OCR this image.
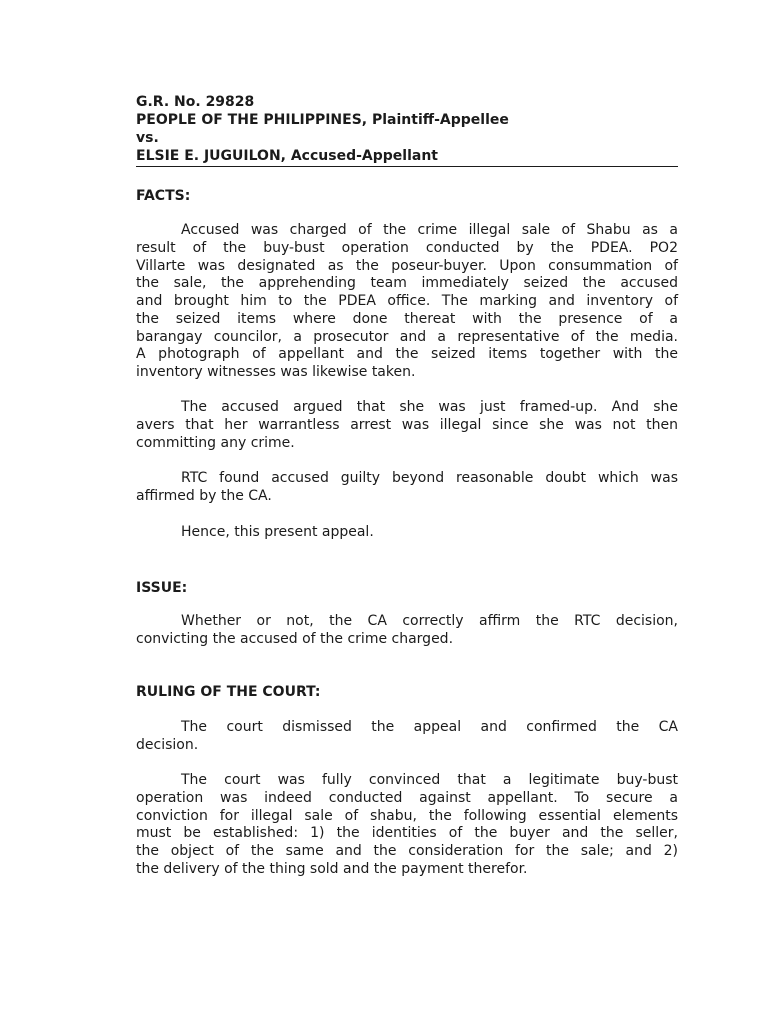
G.R. No. 29828
PEOPLE OF THE PHILIPPINES, Plaintiff-Appellee
vs.
ELSIE E. JUGUILON, Accused-Appellant
FACTS:
Accused was charged of the crime illegal sale of Shabu as a
result of the buy-bust operation conducted by the PDEA. PO2
Villarte was designated as the poseur-buyer. Upon consummation of
the sale, the apprehending team immediately seized the accused
and brought him to the PDEA office. The marking and inventory of
the seized items where done thereat with the presence of a
barangay councilor, a prosecutor and a representative of the media.
A photograph of appellant and the seized items together with the
inventory witnesses was likewise taken.
The accused argued that she was just framed-up. And she
avers that her warrantless arrest was illegal since she was not then
committing any crime.
RTC found accused guilty beyond reasonable doubt which was
affirmed by the CA.
Hence, this present appeal.
ISSUE:
Whether or not, the CA correctly affirm the RTC decision,
convicting the accused of the crime charged.
RULING OF THE COURT:
The court dismissed the appeal and confirmed the CA
decision.
The court was fully convinced that a legitimate buy-bust
operation was indeed conducted against appellant. To secure a
conviction for illegal sale of shabu, the following essential elements
must be established: 1) the identities of the buyer and the seller,
the object of the same and the consideration for the sale; and 2)
the delivery of the thing sold and the payment therefor.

(EXERCISE TASK):
Copy the entries above faithfully and omit every image.

(COMPLETE ANSWER):
OCR this image.
G.R. No. 29828
PEOPLE OF THE PHILIPPINES, Plaintiff-Appellee
vs.
ELSIE E. JUGUILON, Accused-Appellant
FACTS:
Accused was charged of the crime illegal sale of Shabu as a
result of the buy-bust operation conducted by the PDEA. PO2
Villarte was designated as the poseur-buyer. Upon consummation of
the sale, the apprehending team immediately seized the accused
and brought him to the PDEA office. The marking and inventory of
the seized items where done thereat with the presence of a
barangay councilor, a prosecutor and a representative of the media.
A photograph of appellant and the seized items together with the
inventory witnesses was likewise taken.
The accused argued that she was just framed-up. And she
avers that her warrantless arrest was illegal since she was not then
committing any crime.
RTC found accused guilty beyond reasonable doubt which was
affirmed by the CA.
Hence, this present appeal.
ISSUE:
Whether or not, the CA correctly affirm the RTC decision,
convicting the accused of the crime charged.
RULING OF THE COURT:
The court dismissed the appeal and confirmed the CA
decision.
The court was fully convinced that a legitimate buy-bust
operation was indeed conducted against appellant. To secure a
conviction for illegal sale of shabu, the following essential elements
must be established: 1) the identities of the buyer and the seller,
the object of the same and the consideration for the sale; and 2)
the delivery of the thing sold and the payment therefor.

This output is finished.